→ Exercise task: Output every line below without omitting or altering anything.

--------------------------------

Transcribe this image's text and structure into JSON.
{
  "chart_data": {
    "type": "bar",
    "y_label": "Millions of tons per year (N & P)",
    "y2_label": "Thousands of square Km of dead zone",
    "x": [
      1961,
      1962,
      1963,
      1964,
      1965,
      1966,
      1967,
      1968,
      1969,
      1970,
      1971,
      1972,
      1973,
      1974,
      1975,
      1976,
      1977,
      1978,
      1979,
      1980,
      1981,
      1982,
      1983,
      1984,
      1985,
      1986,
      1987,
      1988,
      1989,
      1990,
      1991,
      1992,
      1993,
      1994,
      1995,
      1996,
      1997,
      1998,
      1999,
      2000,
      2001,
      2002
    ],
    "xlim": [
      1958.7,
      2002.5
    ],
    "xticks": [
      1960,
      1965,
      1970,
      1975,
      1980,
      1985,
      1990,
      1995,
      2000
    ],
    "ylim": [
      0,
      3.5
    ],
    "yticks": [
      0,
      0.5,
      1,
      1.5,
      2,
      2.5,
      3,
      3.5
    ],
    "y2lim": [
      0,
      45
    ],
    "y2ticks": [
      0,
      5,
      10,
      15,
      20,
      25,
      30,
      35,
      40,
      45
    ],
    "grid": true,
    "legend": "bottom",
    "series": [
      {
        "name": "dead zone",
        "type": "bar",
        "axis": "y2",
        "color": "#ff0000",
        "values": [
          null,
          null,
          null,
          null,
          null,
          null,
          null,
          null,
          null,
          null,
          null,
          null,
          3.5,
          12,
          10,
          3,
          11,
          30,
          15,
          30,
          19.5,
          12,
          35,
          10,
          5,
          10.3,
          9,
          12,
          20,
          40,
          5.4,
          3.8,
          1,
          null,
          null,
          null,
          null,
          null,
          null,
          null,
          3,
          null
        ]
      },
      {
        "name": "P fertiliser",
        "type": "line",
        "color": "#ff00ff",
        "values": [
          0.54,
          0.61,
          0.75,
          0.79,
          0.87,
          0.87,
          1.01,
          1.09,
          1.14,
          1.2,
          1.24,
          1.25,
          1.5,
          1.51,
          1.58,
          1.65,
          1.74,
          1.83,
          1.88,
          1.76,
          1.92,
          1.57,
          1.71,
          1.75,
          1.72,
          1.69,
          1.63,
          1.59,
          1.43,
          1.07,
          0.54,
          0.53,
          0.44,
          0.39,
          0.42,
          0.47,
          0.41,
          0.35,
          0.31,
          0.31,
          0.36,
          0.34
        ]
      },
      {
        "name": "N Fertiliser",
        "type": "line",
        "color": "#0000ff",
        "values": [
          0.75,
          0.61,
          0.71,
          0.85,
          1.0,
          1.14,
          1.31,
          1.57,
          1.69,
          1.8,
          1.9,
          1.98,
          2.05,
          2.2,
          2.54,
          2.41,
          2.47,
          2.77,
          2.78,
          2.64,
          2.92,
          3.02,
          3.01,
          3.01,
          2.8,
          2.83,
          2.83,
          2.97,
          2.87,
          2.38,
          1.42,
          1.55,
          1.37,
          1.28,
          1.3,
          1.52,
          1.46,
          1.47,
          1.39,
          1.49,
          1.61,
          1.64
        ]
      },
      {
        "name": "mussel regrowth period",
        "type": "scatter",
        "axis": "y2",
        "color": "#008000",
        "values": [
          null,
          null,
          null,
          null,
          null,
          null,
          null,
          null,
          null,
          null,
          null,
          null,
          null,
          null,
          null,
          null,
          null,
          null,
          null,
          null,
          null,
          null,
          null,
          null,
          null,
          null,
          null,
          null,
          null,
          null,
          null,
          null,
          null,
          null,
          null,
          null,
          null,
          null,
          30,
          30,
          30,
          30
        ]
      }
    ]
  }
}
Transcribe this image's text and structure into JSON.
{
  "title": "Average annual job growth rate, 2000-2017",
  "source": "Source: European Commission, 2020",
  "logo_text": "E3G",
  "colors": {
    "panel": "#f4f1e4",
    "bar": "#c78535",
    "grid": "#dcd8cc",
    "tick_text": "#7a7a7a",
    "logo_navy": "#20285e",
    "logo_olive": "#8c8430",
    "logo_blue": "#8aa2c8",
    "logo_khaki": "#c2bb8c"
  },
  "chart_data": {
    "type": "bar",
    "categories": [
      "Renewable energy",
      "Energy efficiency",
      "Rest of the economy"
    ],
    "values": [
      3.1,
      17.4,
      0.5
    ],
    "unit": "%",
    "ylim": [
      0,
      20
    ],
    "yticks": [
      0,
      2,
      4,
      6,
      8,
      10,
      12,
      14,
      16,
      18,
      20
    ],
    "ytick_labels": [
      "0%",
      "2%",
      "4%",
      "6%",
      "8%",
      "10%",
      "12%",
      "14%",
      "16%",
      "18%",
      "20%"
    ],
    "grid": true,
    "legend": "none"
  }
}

--------------------------------

→ Exercise answer:
Transcribe this image's text and structure into JSON.
{
  "chart_data": {
    "type": "bar",
    "y_label": "Millions of tons per year (N & P)",
    "y2_label": "Thousands of square Km of dead zone",
    "x": [
      1961,
      1962,
      1963,
      1964,
      1965,
      1966,
      1967,
      1968,
      1969,
      1970,
      1971,
      1972,
      1973,
      1974,
      1975,
      1976,
      1977,
      1978,
      1979,
      1980,
      1981,
      1982,
      1983,
      1984,
      1985,
      1986,
      1987,
      1988,
      1989,
      1990,
      1991,
      1992,
      1993,
      1994,
      1995,
      1996,
      1997,
      1998,
      1999,
      2000,
      2001,
      2002
    ],
    "xlim": [
      1958.7,
      2002.5
    ],
    "xticks": [
      1960,
      1965,
      1970,
      1975,
      1980,
      1985,
      1990,
      1995,
      2000
    ],
    "ylim": [
      0,
      3.5
    ],
    "yticks": [
      0,
      0.5,
      1,
      1.5,
      2,
      2.5,
      3,
      3.5
    ],
    "y2lim": [
      0,
      45
    ],
    "y2ticks": [
      0,
      5,
      10,
      15,
      20,
      25,
      30,
      35,
      40,
      45
    ],
    "grid": true,
    "legend": "bottom",
    "series": [
      {
        "name": "dead zone",
        "type": "bar",
        "axis": "y2",
        "color": "#ff0000",
        "values": [
          null,
          null,
          null,
          null,
          null,
          null,
          null,
          null,
          null,
          null,
          null,
          null,
          3.5,
          12,
          10,
          3,
          11,
          30,
          15,
          30,
          19.5,
          12,
          35,
          10,
          5,
          10.3,
          9,
          12,
          20,
          40,
          5.4,
          3.8,
          1,
          null,
          null,
          null,
          null,
          null,
          null,
          null,
          3,
          null
        ]
      },
      {
        "name": "P fertiliser",
        "type": "line",
        "color": "#ff00ff",
        "values": [
          0.54,
          0.61,
          0.75,
          0.79,
          0.87,
          0.87,
          1.01,
          1.09,
          1.14,
          1.2,
          1.24,
          1.25,
          1.5,
          1.51,
          1.58,
          1.65,
          1.74,
          1.83,
          1.88,
          1.76,
          1.92,
          1.57,
          1.71,
          1.75,
          1.72,
          1.69,
          1.63,
          1.59,
          1.43,
          1.07,
          0.54,
          0.53,
          0.44,
          0.39,
          0.42,
          0.47,
          0.41,
          0.35,
          0.31,
          0.31,
          0.36,
          0.34
        ]
      },
      {
        "name": "N Fertiliser",
        "type": "line",
        "color": "#0000ff",
        "values": [
          0.75,
          0.61,
          0.71,
          0.85,
          1.0,
          1.14,
          1.31,
          1.57,
          1.69,
          1.8,
          1.9,
          1.98,
          2.05,
          2.2,
          2.54,
          2.41,
          2.47,
          2.77,
          2.78,
          2.64,
          2.92,
          3.02,
          3.01,
          3.01,
          2.8,
          2.83,
          2.83,
          2.97,
          2.87,
          2.38,
          1.42,
          1.55,
          1.37,
          1.28,
          1.3,
          1.52,
          1.46,
          1.47,
          1.39,
          1.49,
          1.61,
          1.64
        ]
      },
      {
        "name": "mussel regrowth period",
        "type": "scatter",
        "axis": "y2",
        "color": "#008000",
        "values": [
          null,
          null,
          null,
          null,
          null,
          null,
          null,
          null,
          null,
          null,
          null,
          null,
          null,
          null,
          null,
          null,
          null,
          null,
          null,
          null,
          null,
          null,
          null,
          null,
          null,
          null,
          null,
          null,
          null,
          null,
          null,
          null,
          null,
          null,
          null,
          null,
          null,
          null,
          30,
          30,
          30,
          30
        ]
      }
    ]
  }
}
Transcribe this image's text and structure into JSON.
{
  "title": "Average annual job growth rate, 2000-2017",
  "source": "Source: European Commission, 2020",
  "logo_text": "E3G",
  "colors": {
    "panel": "#f4f1e4",
    "bar": "#c78535",
    "grid": "#dcd8cc",
    "tick_text": "#7a7a7a",
    "logo_navy": "#20285e",
    "logo_olive": "#8c8430",
    "logo_blue": "#8aa2c8",
    "logo_khaki": "#c2bb8c"
  },
  "chart_data": {
    "type": "bar",
    "categories": [
      "Renewable energy",
      "Energy efficiency",
      "Rest of the economy"
    ],
    "values": [
      3.1,
      17.4,
      0.5
    ],
    "unit": "%",
    "ylim": [
      0,
      20
    ],
    "yticks": [
      0,
      2,
      4,
      6,
      8,
      10,
      12,
      14,
      16,
      18,
      20
    ],
    "ytick_labels": [
      "0%",
      "2%",
      "4%",
      "6%",
      "8%",
      "10%",
      "12%",
      "14%",
      "16%",
      "18%",
      "20%"
    ],
    "grid": true,
    "legend": "none"
  }
}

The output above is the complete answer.